## WHAT IS BEING ASKED:
Provide nothing but the number of lines containing the string "Mensal".
::: SUPPLIED INFORMATION :::
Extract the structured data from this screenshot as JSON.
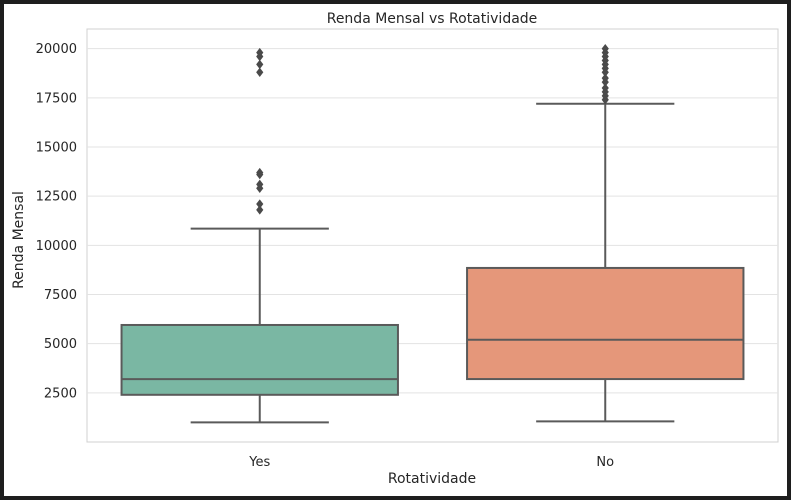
{
  "chart_data": {
    "type": "box",
    "title": "Renda Mensal vs Rotatividade",
    "xlabel": "Rotatividade",
    "ylabel": "Renda Mensal",
    "ylim": [
      0,
      21000
    ],
    "yticks": [
      2500,
      5000,
      7500,
      10000,
      12500,
      15000,
      17500,
      20000
    ],
    "grid": true,
    "categories": [
      "Yes",
      "No"
    ],
    "boxes": [
      {
        "category": "Yes",
        "color": "#7ab7a3",
        "whisker_low": 1000,
        "q1": 2400,
        "median": 3200,
        "q3": 5950,
        "whisker_high": 10850,
        "outliers": [
          11800,
          12100,
          12900,
          13100,
          13600,
          13700,
          18800,
          19200,
          19600,
          19800
        ]
      },
      {
        "category": "No",
        "color": "#e5977a",
        "whisker_low": 1050,
        "q1": 3200,
        "median": 5200,
        "q3": 8850,
        "whisker_high": 17200,
        "outliers": [
          17400,
          17600,
          17800,
          18000,
          18300,
          18500,
          18800,
          19000,
          19200,
          19400,
          19600,
          19800,
          20000
        ]
      }
    ]
  }
}
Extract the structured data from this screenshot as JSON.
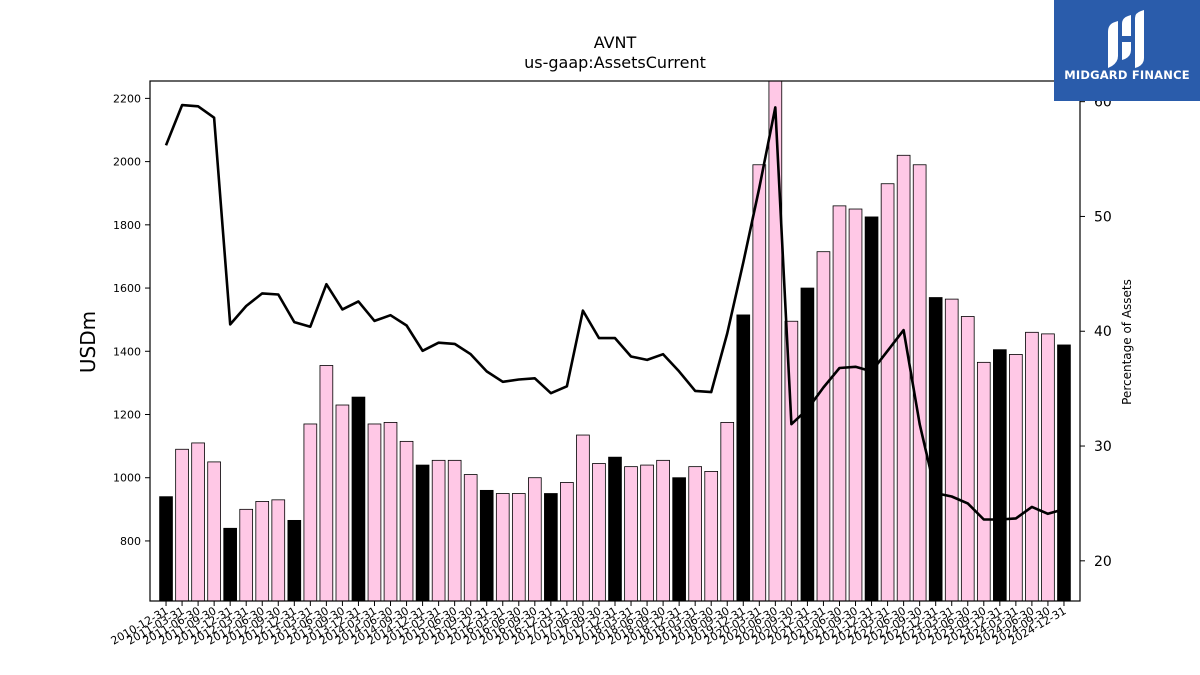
{
  "chart_data": {
    "type": "bar",
    "title": "AVNT",
    "subtitle": "us-gaap:AssetsCurrent",
    "ylabel": "USDm",
    "y2label": "Percentage of Assets",
    "ylim": [
      610,
      2255
    ],
    "y2lim": [
      16.5,
      61.8
    ],
    "yticks": [
      800,
      1000,
      1200,
      1400,
      1600,
      1800,
      2000,
      2200
    ],
    "y2ticks": [
      20,
      30,
      40,
      50,
      60
    ],
    "categories": [
      "2010-12-31",
      "2011-03-31",
      "2011-06-30",
      "2011-09-30",
      "2011-12-31",
      "2012-03-31",
      "2012-06-30",
      "2012-09-30",
      "2012-12-31",
      "2013-03-31",
      "2013-06-30",
      "2013-09-30",
      "2013-12-31",
      "2014-03-31",
      "2014-06-30",
      "2014-09-30",
      "2014-12-31",
      "2015-03-31",
      "2015-06-30",
      "2015-09-30",
      "2015-12-31",
      "2016-03-31",
      "2016-06-30",
      "2016-09-30",
      "2016-12-31",
      "2017-03-31",
      "2017-06-30",
      "2017-09-30",
      "2017-12-31",
      "2018-03-31",
      "2018-06-30",
      "2018-09-30",
      "2018-12-31",
      "2019-03-31",
      "2019-06-30",
      "2019-09-30",
      "2019-12-31",
      "2020-03-31",
      "2020-06-30",
      "2020-09-30",
      "2020-12-31",
      "2021-03-31",
      "2021-06-30",
      "2021-09-30",
      "2021-12-31",
      "2022-03-31",
      "2022-06-30",
      "2022-09-30",
      "2022-12-31",
      "2023-03-31",
      "2023-06-30",
      "2023-09-30",
      "2023-12-31",
      "2024-03-31",
      "2024-06-30",
      "2024-09-30",
      "2024-12-31"
    ],
    "series": [
      {
        "kind": "bar",
        "values": [
          940,
          1090,
          1110,
          1050,
          840,
          900,
          925,
          930,
          865,
          1170,
          1355,
          1230,
          1255,
          1170,
          1175,
          1115,
          1040,
          1055,
          1055,
          1010,
          960,
          950,
          950,
          1000,
          950,
          985,
          1135,
          1045,
          1065,
          1035,
          1040,
          1055,
          1000,
          1035,
          1020,
          1175,
          1515,
          1990,
          2260,
          1495,
          1600,
          1715,
          1860,
          1850,
          1825,
          1930,
          2020,
          1990,
          1570,
          1565,
          1510,
          1365,
          1405,
          1390,
          1460,
          1455,
          1420
        ],
        "highlight": [
          true,
          false,
          false,
          false,
          true,
          false,
          false,
          false,
          true,
          false,
          false,
          false,
          true,
          false,
          false,
          false,
          true,
          false,
          false,
          false,
          true,
          false,
          false,
          false,
          true,
          false,
          false,
          false,
          true,
          false,
          false,
          false,
          true,
          false,
          false,
          false,
          true,
          false,
          false,
          false,
          true,
          false,
          false,
          false,
          true,
          false,
          false,
          false,
          true,
          false,
          false,
          false,
          true,
          false,
          false,
          false,
          true
        ]
      },
      {
        "kind": "line",
        "axis": "right",
        "values": [
          56.2,
          59.7,
          59.6,
          58.6,
          40.6,
          42.2,
          43.3,
          43.2,
          40.8,
          40.4,
          44.1,
          41.9,
          42.6,
          40.9,
          41.4,
          40.5,
          38.3,
          39.0,
          38.9,
          38.0,
          36.5,
          35.6,
          35.8,
          35.9,
          34.6,
          35.2,
          41.8,
          39.4,
          39.4,
          37.8,
          37.5,
          38.0,
          36.5,
          34.8,
          34.7,
          39.8,
          46.0,
          52.5,
          59.5,
          31.9,
          33.2,
          35.1,
          36.8,
          36.9,
          36.5,
          38.3,
          40.1,
          31.9,
          25.9,
          25.6,
          25.0,
          23.6,
          23.6,
          23.7,
          24.7,
          24.1,
          24.5
        ]
      }
    ],
    "colors": {
      "bar_default": "#ffc8e6",
      "bar_highlight": "#000000",
      "bar_edge": "#000000",
      "line": "#000000"
    },
    "grid": false
  },
  "logo": {
    "text": "MIDGARD FINANCE",
    "icon": "midgard-logo-icon"
  }
}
:::
## SOLUTION FOR THIS PROBLEM:
2